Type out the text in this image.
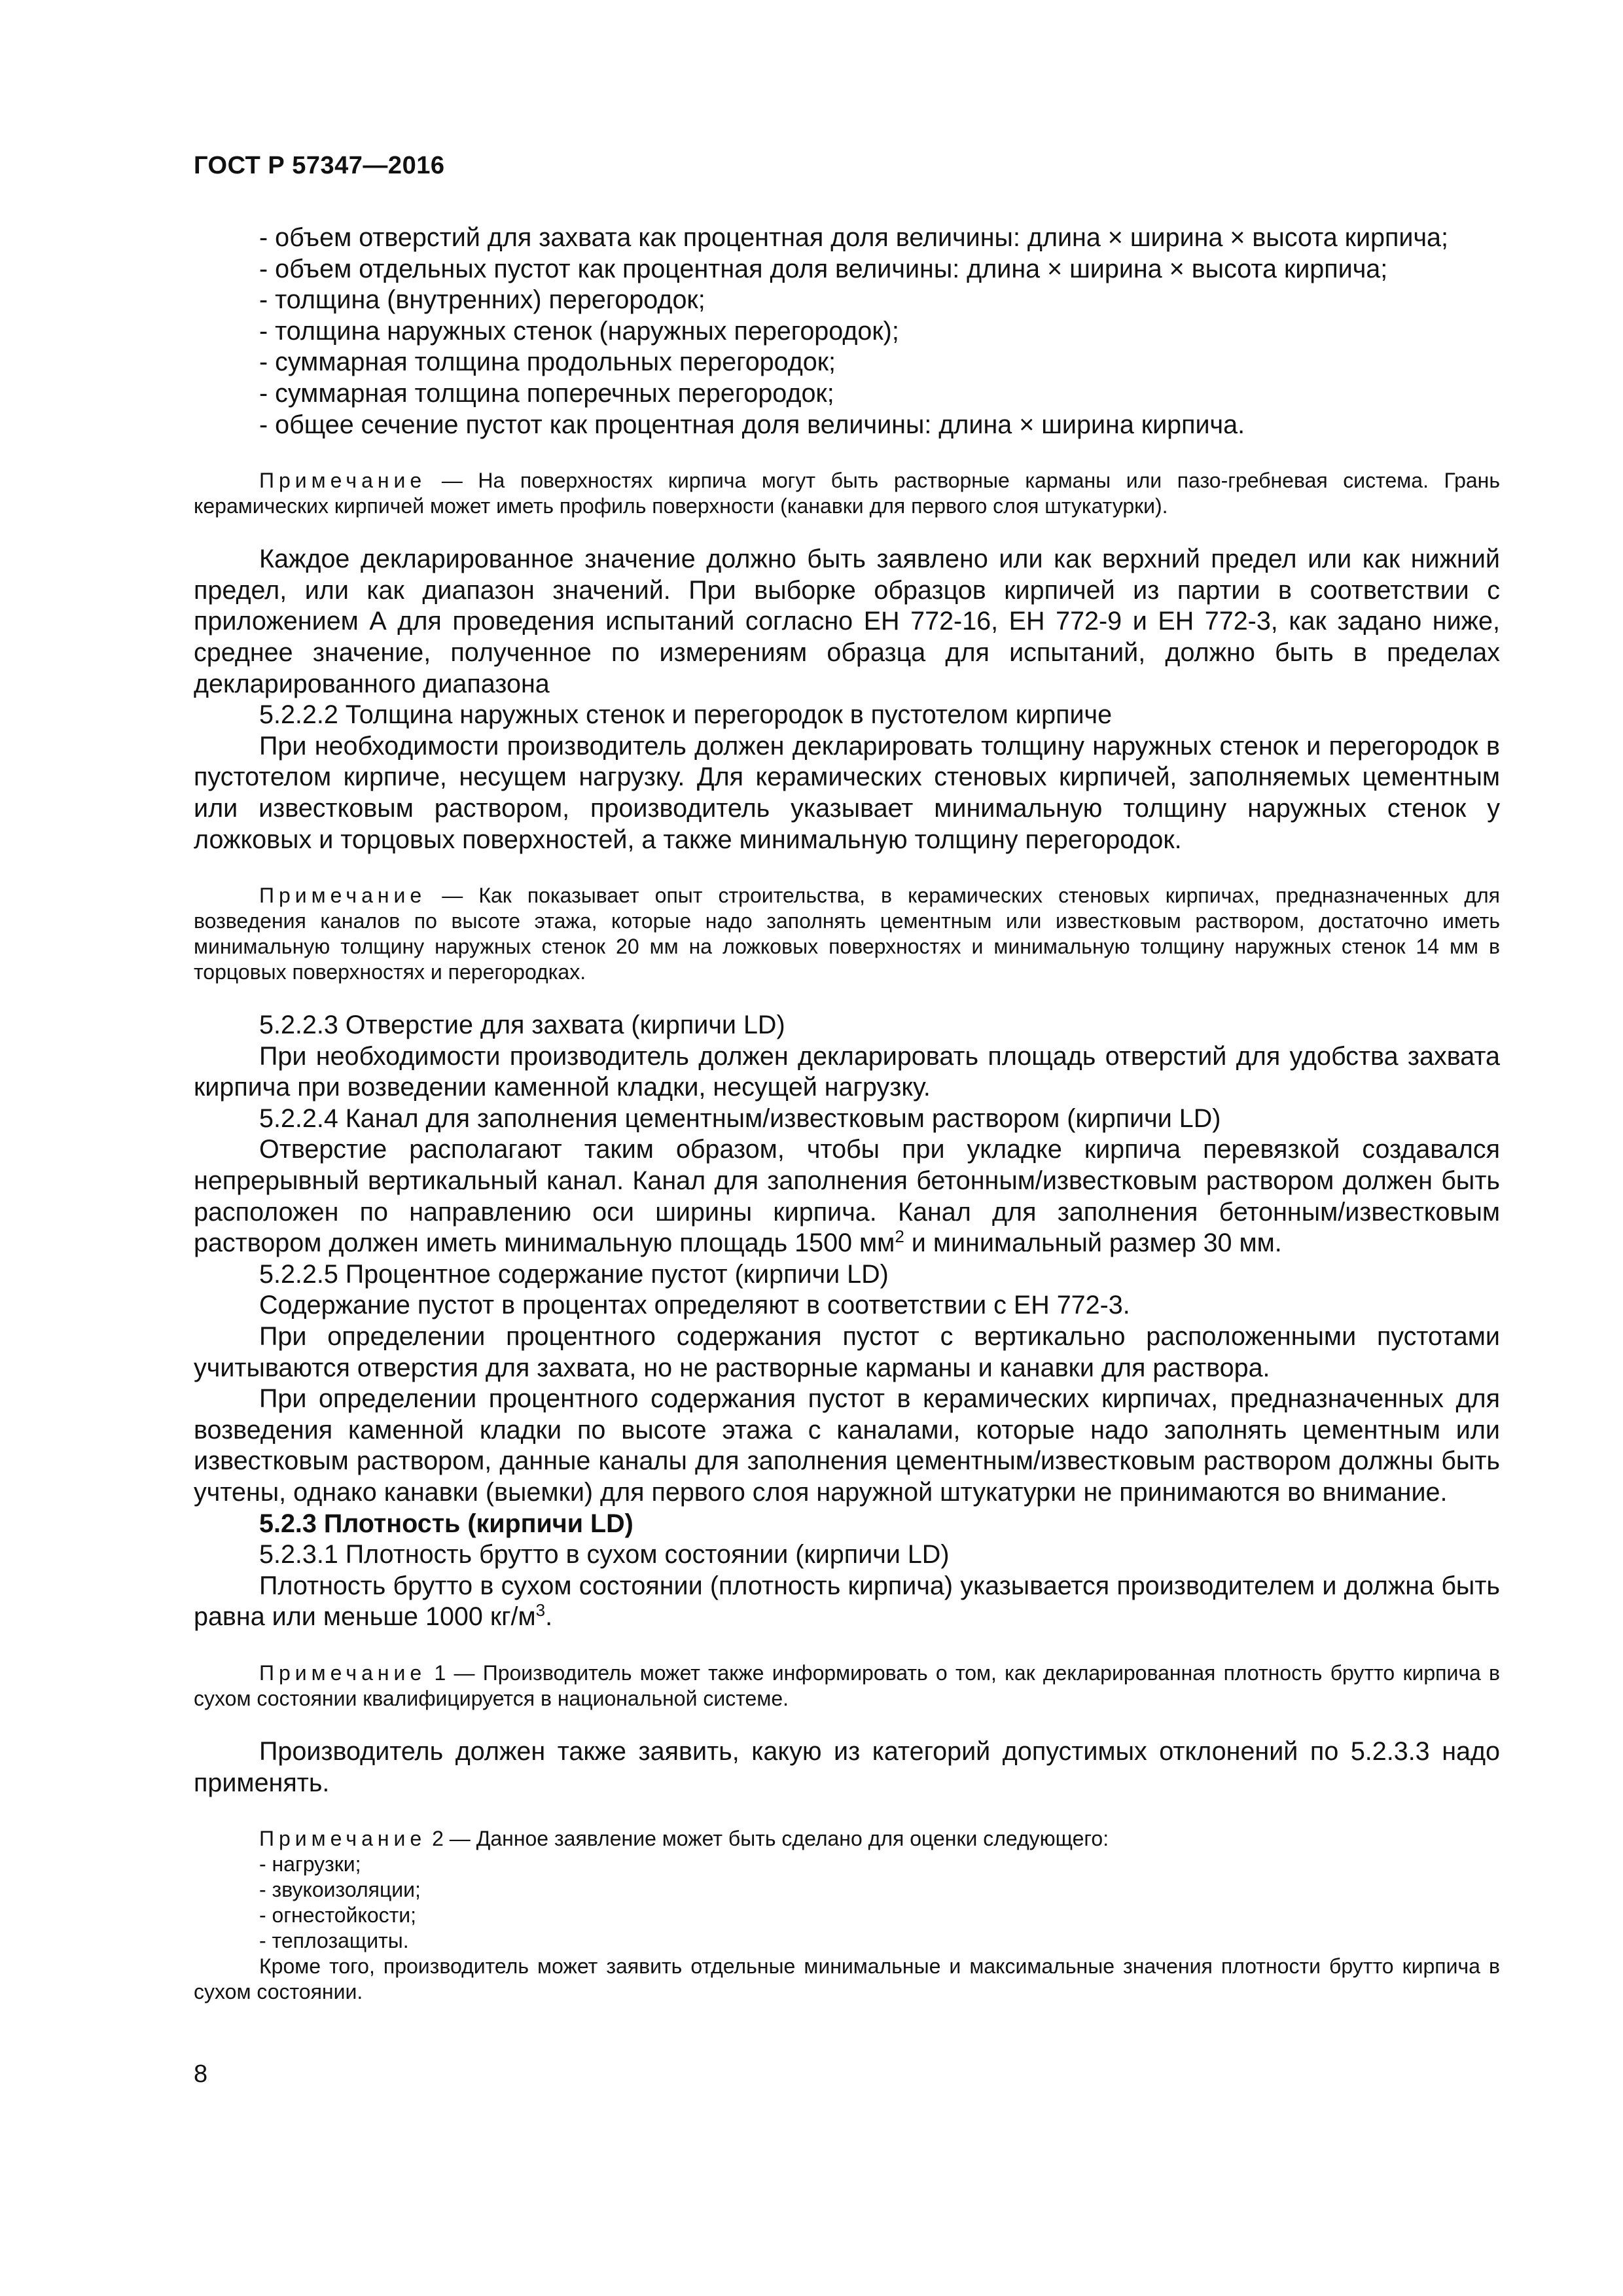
ГОСТ Р 57347—2016

- объем отверстий для захвата как процентная доля величины: длина × ширина × высота кирпича;

- объем отдельных пустот как процентная доля величины: длина × ширина × высота кирпича;

- толщина (внутренних) перегородок;

- толщина наружных стенок (наружных перегородок);

- суммарная толщина продольных перегородок;

- суммарная толщина поперечных перегородок;

- общее сечение пустот как процентная доля величины: длина × ширина кирпича.

Примечание — На поверхностях кирпича могут быть растворные карманы или пазо-гребневая система. Грань керамических кирпичей может иметь профиль поверхности (канавки для первого слоя штукатурки).

Каждое декларированное значение должно быть заявлено или как верхний предел или как нижний предел, или как диапазон значений. При выборке образцов кирпичей из партии в соответствии с приложением А для проведения испытаний согласно ЕН 772-16, ЕН 772-9 и ЕН 772-3, как задано ниже, среднее значение, полученное по измерениям образца для испытаний, должно быть в пределах декларированного диапазона

5.2.2.2 Толщина наружных стенок и перегородок в пустотелом кирпиче

При необходимости производитель должен декларировать толщину наружных стенок и перегородок в пустотелом кирпиче, несущем нагрузку. Для керамических стеновых кирпичей, заполняемых цементным или известковым раствором, производитель указывает минимальную толщину наружных стенок у ложковых и торцовых поверхностей, а также минимальную толщину перегородок.

Примечание — Как показывает опыт строительства, в керамических стеновых кирпичах, предназначенных для возведения каналов по высоте этажа, которые надо заполнять цементным или известковым раствором, достаточно иметь минимальную толщину наружных стенок 20 мм на ложковых поверхностях и минимальную толщину наружных стенок 14 мм в торцовых поверхностях и перегородках.

5.2.2.3 Отверстие для захвата (кирпичи LD)

При необходимости производитель должен декларировать площадь отверстий для удобства захвата кирпича при возведении каменной кладки, несущей нагрузку.

5.2.2.4 Канал для заполнения цементным/известковым раствором (кирпичи LD)

Отверстие располагают таким образом, чтобы при укладке кирпича перевязкой создавался непрерывный вертикальный канал. Канал для заполнения бетонным/известковым раствором должен быть расположен по направлению оси ширины кирпича. Канал для заполнения бетонным/известковым раствором должен иметь минимальную площадь 1500 $мм^2$ и минимальный размер 30 мм.

5.2.2.5 Процентное содержание пустот (кирпичи LD)

Содержание пустот в процентах определяют в соответствии с ЕН 772-3.

При определении процентного содержания пустот с вертикально расположенными пустотами учитываются отверстия для захвата, но не растворные карманы и канавки для раствора.

При определении процентного содержания пустот в керамических кирпичах, предназначенных для возведения каменной кладки по высоте этажа с каналами, которые надо заполнять цементным или известковым раствором, данные каналы для заполнения цементным/известковым раствором должны быть учтены, однако канавки (выемки) для первого слоя наружной штукатурки не принимаются во внимание.

5.2.3 Плотность (кирпичи LD)

5.2.3.1 Плотность брутто в сухом состоянии (кирпичи LD)

Плотность брутто в сухом состоянии (плотность кирпича) указывается производителем и должна быть равна или меньше 1000 $кг/м^3$.

Примечание 1 — Производитель может также информировать о том, как декларированная плотность брутто кирпича в сухом состоянии квалифицируется в национальной системе.

Производитель должен также заявить, какую из категорий допустимых отклонений по 5.2.3.3 надо применять.

Примечание 2 — Данное заявление может быть сделано для оценки следующего:

- нагрузки;

- звукоизоляции;

- огнестойкости;

- теплозащиты.

Кроме того, производитель может заявить отдельные минимальные и максимальные значения плотности брутто кирпича в сухом состоянии.

8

(Required work) Copy out every line in the entries above that holds "перегородок".

(Answer to the task)
- толщина (внутренних) перегородок;
- толщина наружных стенок (наружных перегородок);
- суммарная толщина продольных перегородок;
- суммарная толщина поперечных перегородок;
5.2.2.2 Толщина наружных стенок и перегородок в пустотелом кирпиче
При необходимости производитель должен декларировать толщину наружных стенок и перегородок в пустотелом кирпиче, несущем нагрузку. Для керамических стеновых кирпичей, заполняемых цементным или известковым раствором, производитель указывает минимальную толщину наружных стенок у ложковых и торцовых поверхностей, а также минимальную толщину перегородок.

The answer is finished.